__Requirements__. Produce the listing below again, exactly as shown.

__Entries provided__.

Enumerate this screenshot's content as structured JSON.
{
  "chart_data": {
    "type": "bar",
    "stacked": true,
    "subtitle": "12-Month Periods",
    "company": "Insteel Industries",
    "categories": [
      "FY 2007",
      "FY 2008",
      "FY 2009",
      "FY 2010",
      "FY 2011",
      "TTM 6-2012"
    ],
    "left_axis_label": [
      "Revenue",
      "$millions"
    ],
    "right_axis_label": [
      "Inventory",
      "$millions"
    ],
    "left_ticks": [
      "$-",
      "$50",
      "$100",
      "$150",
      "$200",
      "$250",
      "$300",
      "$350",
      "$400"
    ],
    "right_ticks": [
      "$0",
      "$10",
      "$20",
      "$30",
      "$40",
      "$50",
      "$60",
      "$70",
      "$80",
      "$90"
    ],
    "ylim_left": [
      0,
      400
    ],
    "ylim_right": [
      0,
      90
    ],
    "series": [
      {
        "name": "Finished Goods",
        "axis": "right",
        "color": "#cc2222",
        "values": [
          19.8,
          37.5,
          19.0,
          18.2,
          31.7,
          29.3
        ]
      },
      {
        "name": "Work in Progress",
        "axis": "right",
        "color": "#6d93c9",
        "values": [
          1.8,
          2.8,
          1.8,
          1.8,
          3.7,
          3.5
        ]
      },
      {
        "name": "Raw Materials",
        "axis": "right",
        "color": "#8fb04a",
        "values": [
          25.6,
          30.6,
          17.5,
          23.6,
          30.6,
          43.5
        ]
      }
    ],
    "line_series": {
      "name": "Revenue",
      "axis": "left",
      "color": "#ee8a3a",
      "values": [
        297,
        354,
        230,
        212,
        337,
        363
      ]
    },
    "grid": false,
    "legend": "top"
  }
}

__Solution to the exercise__.
Enumerate this screenshot's content as structured JSON.
{
  "chart_data": {
    "type": "bar",
    "stacked": true,
    "subtitle": "12-Month Periods",
    "company": "Insteel Industries",
    "categories": [
      "FY 2007",
      "FY 2008",
      "FY 2009",
      "FY 2010",
      "FY 2011",
      "TTM 6-2012"
    ],
    "left_axis_label": [
      "Revenue",
      "$millions"
    ],
    "right_axis_label": [
      "Inventory",
      "$millions"
    ],
    "left_ticks": [
      "$-",
      "$50",
      "$100",
      "$150",
      "$200",
      "$250",
      "$300",
      "$350",
      "$400"
    ],
    "right_ticks": [
      "$0",
      "$10",
      "$20",
      "$30",
      "$40",
      "$50",
      "$60",
      "$70",
      "$80",
      "$90"
    ],
    "ylim_left": [
      0,
      400
    ],
    "ylim_right": [
      0,
      90
    ],
    "series": [
      {
        "name": "Finished Goods",
        "axis": "right",
        "color": "#cc2222",
        "values": [
          19.8,
          37.5,
          19.0,
          18.2,
          31.7,
          29.3
        ]
      },
      {
        "name": "Work in Progress",
        "axis": "right",
        "color": "#6d93c9",
        "values": [
          1.8,
          2.8,
          1.8,
          1.8,
          3.7,
          3.5
        ]
      },
      {
        "name": "Raw Materials",
        "axis": "right",
        "color": "#8fb04a",
        "values": [
          25.6,
          30.6,
          17.5,
          23.6,
          30.6,
          43.5
        ]
      }
    ],
    "line_series": {
      "name": "Revenue",
      "axis": "left",
      "color": "#ee8a3a",
      "values": [
        297,
        354,
        230,
        212,
        337,
        363
      ]
    },
    "grid": false,
    "legend": "top"
  }
}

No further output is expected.